== WRITTEN TASK ==
From the book review, reproduce word for word the stretch from "When I first" through "influenced my thinking.".

The Kingdom and the Power: The Theology of Jürgen Moltmann

Written by Geiko Müller-Fahrenholz Reviewed By Tim Chester

When I first encountered the thought of Jürgen Moltmann I did so with great enthusiasm. By the time I had completed a PhD on him I was aware of his faults and weary of his elusiveness. This book rekindled my enthusiasm and made me aware of the extent to which Moltmann has influenced my thinking.

Geiko Müller-Fahrenholz, a former pupil of Moltmann, has written a good introduction to his thought. It is described as an ‘aid to reading’ and is, for the most part, a summary of Moltmann’s major works book by book, sometimes chapter by chapter. Yet it remains engagingly written throughout. A summary can easily dull the rhetorical force of the original, but Müller-Fahrenholz has managed to retain much of the energy of Moltmann’s writing while providing an accurate account of his thought. The early chapters are more powerful, but this, in the opinion of this reviewer, reflects the development of Moltmann’s own work.

== MATERIAL SHOWN ==
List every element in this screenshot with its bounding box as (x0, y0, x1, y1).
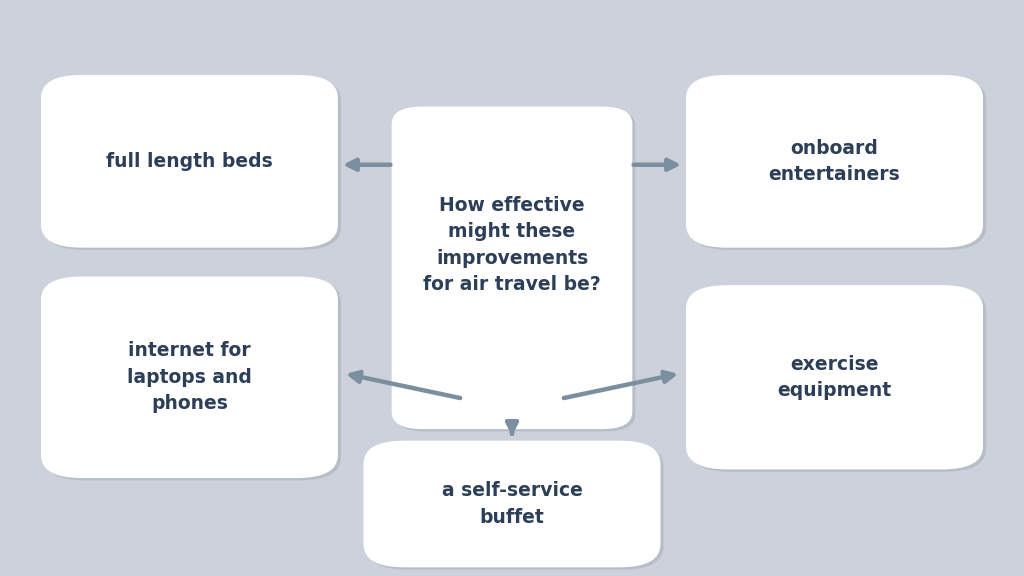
FancyBboxPatch shape (686, 285, 983, 469)
FancyBboxPatch shape (391, 107, 632, 429)
Text: a self-service
buffet: a self-service buffet (441, 482, 583, 526)
Text: full length beds: full length beds (106, 152, 272, 170)
Text: internet for
laptops and
phones: internet for laptops and phones (127, 341, 252, 414)
FancyBboxPatch shape (689, 77, 986, 250)
FancyBboxPatch shape (689, 287, 986, 472)
FancyBboxPatch shape (395, 109, 635, 431)
Text: How effective
might these
improvements
for air travel be?: How effective might these improvements f… (423, 195, 601, 294)
FancyBboxPatch shape (364, 441, 660, 567)
FancyBboxPatch shape (367, 443, 664, 570)
FancyBboxPatch shape (44, 77, 341, 250)
FancyBboxPatch shape (686, 75, 983, 248)
Text: exercise
equipment: exercise equipment (777, 355, 892, 400)
FancyBboxPatch shape (44, 279, 341, 480)
FancyBboxPatch shape (41, 276, 338, 478)
FancyBboxPatch shape (41, 75, 338, 248)
Text: onboard
entertainers: onboard entertainers (769, 139, 900, 184)
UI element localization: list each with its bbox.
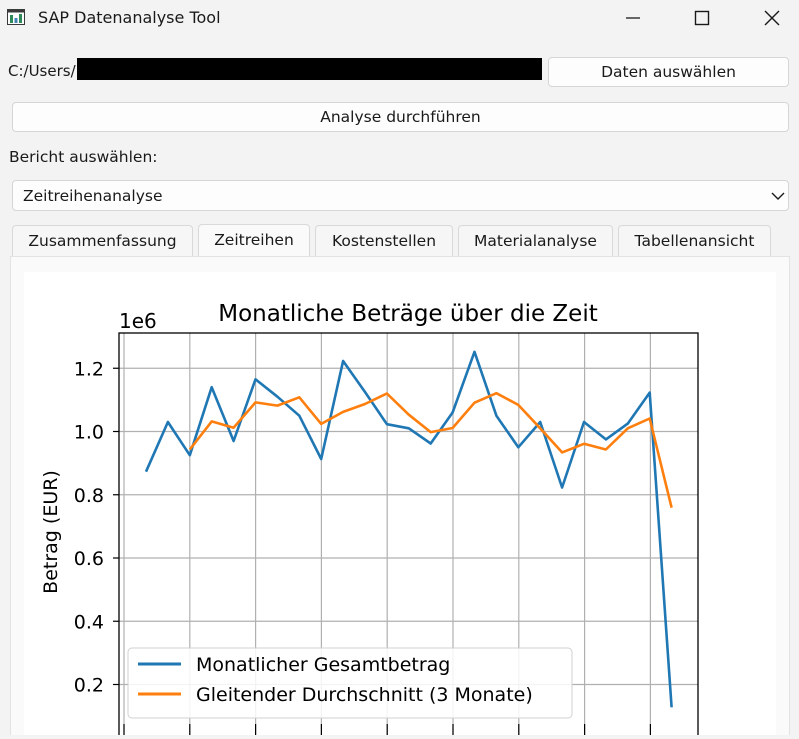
tab-materialanalyse[interactable]: Materialanalyse: [458, 225, 613, 256]
tab-zeitreihen[interactable]: Zeitreihen: [198, 224, 310, 257]
legend-box: [127, 647, 573, 719]
run-analysis-button[interactable]: Analyse durchführen: [12, 102, 789, 132]
report-select-label: Bericht auswählen:: [9, 148, 158, 166]
redacted-path: [77, 58, 542, 80]
y-scale-label: 1e6: [119, 309, 157, 333]
y-tick-label: 1.0: [74, 422, 104, 444]
select-data-button[interactable]: Daten auswählen: [548, 57, 789, 87]
tab-zusammenfassung[interactable]: Zusammenfassung: [12, 225, 193, 256]
legend-label-moving-avg: Gleitender Durchschnitt (3 Monate): [196, 684, 533, 706]
maximize-icon: [694, 10, 710, 26]
tab-kostenstellen[interactable]: Kostenstellen: [315, 225, 453, 256]
report-select[interactable]: Zeitreihenanalyse: [12, 180, 789, 211]
tab-tabellenansicht[interactable]: Tabellenansicht: [618, 225, 771, 256]
chart-title: Monatliche Beträge über die Zeit: [218, 301, 598, 327]
legend: Monatlicher Gesamtbetrag Gleitender Durc…: [127, 647, 573, 719]
report-select-value: Zeitreihenanalyse: [23, 187, 163, 205]
window-title: SAP Datenanalyse Tool: [38, 8, 221, 27]
maximize-button[interactable]: [677, 0, 727, 36]
minimize-button[interactable]: [608, 0, 658, 36]
y-tick-label: 1.2: [74, 358, 104, 380]
y-tick-label: 0.4: [74, 611, 104, 633]
minimize-icon: [626, 17, 640, 19]
series-gleitender-durchschnitt: [188, 391, 673, 509]
time-series-chart: 0.2 0.4 0.6 0.8 1.0 1.2 Monatliche Beträge üb…: [40, 301, 699, 739]
y-axis-label: Betrag (EUR): [40, 470, 62, 594]
chart-container: 0.2 0.4 0.6 0.8 1.0 1.2 Monatliche Beträge üb…: [24, 272, 776, 739]
y-tick-label: 0.6: [74, 548, 104, 570]
series-monatlicher-gesamtbetrag: [144, 350, 673, 708]
close-button[interactable]: [747, 0, 797, 36]
plot-frame: [118, 332, 699, 739]
chevron-down-icon: [771, 192, 785, 200]
close-icon: [764, 10, 780, 26]
file-path-label: C:/Users/: [8, 62, 76, 80]
legend-label-total: Monatlicher Gesamtbetrag: [196, 654, 450, 676]
y-tick-label: 0.2: [74, 675, 104, 697]
app-icon: [7, 9, 25, 25]
title-bar: SAP Datenanalyse Tool: [0, 0, 799, 36]
y-tick-label: 0.8: [74, 485, 104, 507]
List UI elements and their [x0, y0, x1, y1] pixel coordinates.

== CORRECT RESULT ==
When I first encountered the thought of Jürgen Moltmann I did so with great enthusiasm. By the time I had completed a PhD on him I was aware of his faults and weary of his elusiveness. This book rekindled my enthusiasm and made me aware of the extent to which Moltmann has influenced my thinking.